[start AVAILABLE DATA]
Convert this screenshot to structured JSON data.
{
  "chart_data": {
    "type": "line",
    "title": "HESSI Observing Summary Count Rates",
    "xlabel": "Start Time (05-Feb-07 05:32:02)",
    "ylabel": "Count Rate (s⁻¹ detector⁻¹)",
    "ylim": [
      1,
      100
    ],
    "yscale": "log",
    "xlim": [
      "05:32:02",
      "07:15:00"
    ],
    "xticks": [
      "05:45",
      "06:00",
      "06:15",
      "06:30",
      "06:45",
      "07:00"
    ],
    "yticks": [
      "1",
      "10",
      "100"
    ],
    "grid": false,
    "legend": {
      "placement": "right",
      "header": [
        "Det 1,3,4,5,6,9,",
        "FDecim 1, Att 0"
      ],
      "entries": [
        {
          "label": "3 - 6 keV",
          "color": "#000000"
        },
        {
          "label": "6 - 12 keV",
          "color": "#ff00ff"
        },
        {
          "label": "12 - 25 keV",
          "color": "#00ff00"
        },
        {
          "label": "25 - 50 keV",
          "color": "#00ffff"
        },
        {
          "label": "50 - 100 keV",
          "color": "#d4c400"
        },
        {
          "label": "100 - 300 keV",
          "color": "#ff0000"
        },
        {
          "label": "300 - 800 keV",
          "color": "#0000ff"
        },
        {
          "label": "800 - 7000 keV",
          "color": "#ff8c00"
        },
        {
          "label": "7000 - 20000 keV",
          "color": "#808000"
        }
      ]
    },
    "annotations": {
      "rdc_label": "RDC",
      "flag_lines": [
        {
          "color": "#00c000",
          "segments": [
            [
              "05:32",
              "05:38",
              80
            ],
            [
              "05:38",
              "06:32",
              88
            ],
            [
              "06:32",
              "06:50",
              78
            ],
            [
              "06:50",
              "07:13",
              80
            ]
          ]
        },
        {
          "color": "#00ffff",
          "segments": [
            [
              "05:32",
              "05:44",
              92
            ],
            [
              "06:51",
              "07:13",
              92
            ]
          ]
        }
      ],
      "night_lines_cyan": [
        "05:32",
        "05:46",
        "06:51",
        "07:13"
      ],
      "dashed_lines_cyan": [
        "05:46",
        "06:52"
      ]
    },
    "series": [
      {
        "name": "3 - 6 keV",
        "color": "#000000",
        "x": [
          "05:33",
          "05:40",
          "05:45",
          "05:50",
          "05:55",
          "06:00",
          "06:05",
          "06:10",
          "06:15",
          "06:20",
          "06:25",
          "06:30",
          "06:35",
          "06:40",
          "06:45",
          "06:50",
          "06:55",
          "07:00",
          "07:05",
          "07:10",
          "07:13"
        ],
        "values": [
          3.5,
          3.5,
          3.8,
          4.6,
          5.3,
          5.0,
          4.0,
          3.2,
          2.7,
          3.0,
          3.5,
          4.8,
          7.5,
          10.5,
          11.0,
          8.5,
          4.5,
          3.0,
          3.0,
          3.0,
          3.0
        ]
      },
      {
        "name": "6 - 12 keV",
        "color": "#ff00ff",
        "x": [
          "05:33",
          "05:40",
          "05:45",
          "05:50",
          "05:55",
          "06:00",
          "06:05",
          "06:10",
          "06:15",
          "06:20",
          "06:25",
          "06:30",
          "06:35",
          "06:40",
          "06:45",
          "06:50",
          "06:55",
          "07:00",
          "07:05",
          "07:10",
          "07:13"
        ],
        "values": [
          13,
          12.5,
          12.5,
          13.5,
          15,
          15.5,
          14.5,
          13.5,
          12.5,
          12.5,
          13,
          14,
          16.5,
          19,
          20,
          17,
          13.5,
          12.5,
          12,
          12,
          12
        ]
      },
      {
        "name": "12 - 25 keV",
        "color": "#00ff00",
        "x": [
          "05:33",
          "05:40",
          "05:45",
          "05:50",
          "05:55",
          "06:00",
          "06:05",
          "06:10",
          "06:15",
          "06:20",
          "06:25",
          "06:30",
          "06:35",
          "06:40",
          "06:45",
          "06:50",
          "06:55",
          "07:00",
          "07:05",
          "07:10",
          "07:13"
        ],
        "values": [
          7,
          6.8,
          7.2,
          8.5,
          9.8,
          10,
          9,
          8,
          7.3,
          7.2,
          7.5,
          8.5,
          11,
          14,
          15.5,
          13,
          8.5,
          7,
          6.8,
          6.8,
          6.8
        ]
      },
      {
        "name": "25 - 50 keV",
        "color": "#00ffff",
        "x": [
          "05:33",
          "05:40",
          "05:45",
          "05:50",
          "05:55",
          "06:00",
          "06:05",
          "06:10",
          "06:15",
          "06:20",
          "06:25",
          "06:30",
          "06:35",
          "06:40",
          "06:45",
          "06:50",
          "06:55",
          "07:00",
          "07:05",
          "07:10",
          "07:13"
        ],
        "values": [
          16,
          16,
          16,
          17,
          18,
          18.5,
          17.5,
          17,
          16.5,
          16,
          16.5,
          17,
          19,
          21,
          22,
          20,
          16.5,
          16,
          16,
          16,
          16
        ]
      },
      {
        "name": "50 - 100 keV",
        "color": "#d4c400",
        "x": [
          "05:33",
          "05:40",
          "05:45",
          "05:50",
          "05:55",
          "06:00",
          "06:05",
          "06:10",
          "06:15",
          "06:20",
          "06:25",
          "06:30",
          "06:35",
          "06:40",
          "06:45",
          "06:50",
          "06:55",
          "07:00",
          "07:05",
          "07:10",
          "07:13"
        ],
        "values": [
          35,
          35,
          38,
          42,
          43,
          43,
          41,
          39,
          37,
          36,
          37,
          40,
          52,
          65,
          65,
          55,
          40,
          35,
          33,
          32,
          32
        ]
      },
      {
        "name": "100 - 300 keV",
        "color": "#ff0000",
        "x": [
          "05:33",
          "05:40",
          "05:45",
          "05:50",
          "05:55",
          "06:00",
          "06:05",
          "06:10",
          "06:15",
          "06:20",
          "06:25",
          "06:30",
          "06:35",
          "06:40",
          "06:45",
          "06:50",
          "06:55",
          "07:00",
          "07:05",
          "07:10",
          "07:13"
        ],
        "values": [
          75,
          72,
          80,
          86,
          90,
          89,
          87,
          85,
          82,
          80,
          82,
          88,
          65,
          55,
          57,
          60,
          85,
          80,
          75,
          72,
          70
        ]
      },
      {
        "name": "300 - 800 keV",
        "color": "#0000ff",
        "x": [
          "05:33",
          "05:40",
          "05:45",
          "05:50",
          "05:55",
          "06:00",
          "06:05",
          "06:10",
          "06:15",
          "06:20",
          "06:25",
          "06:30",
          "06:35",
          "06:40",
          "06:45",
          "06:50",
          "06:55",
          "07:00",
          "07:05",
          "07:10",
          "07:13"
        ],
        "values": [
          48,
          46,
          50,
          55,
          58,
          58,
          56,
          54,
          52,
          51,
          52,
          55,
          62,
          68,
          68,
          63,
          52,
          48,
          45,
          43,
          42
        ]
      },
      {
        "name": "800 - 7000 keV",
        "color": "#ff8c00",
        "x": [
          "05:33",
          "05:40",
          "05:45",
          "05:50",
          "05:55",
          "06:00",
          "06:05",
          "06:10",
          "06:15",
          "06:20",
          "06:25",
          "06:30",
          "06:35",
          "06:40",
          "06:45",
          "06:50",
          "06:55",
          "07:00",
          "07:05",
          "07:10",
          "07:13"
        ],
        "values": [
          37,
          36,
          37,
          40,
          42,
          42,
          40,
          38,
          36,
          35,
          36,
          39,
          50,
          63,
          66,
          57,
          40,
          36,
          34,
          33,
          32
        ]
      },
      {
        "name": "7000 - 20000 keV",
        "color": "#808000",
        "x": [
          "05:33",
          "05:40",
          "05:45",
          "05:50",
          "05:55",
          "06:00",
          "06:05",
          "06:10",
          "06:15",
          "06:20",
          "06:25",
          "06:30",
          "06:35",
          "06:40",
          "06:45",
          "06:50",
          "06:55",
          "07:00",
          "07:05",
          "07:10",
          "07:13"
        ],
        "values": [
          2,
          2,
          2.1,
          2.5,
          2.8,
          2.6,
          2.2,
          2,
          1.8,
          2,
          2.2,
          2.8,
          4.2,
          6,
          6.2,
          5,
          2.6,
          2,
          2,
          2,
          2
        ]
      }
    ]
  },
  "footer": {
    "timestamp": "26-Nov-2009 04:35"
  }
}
[end AVAILABLE DATA]
▶ **PROBLEM DETAILS**
Extract every line containing the string "name" from the material.

▶ **IN RESPONSE**
        "name": "3 - 6 keV",
        "name": "6 - 12 keV",
        "name": "12 - 25 keV",
        "name": "25 - 50 keV",
        "name": "50 - 100 keV",
        "name": "100 - 300 keV",
        "name": "300 - 800 keV",
        "name": "800 - 7000 keV",
        "name": "7000 - 20000 keV",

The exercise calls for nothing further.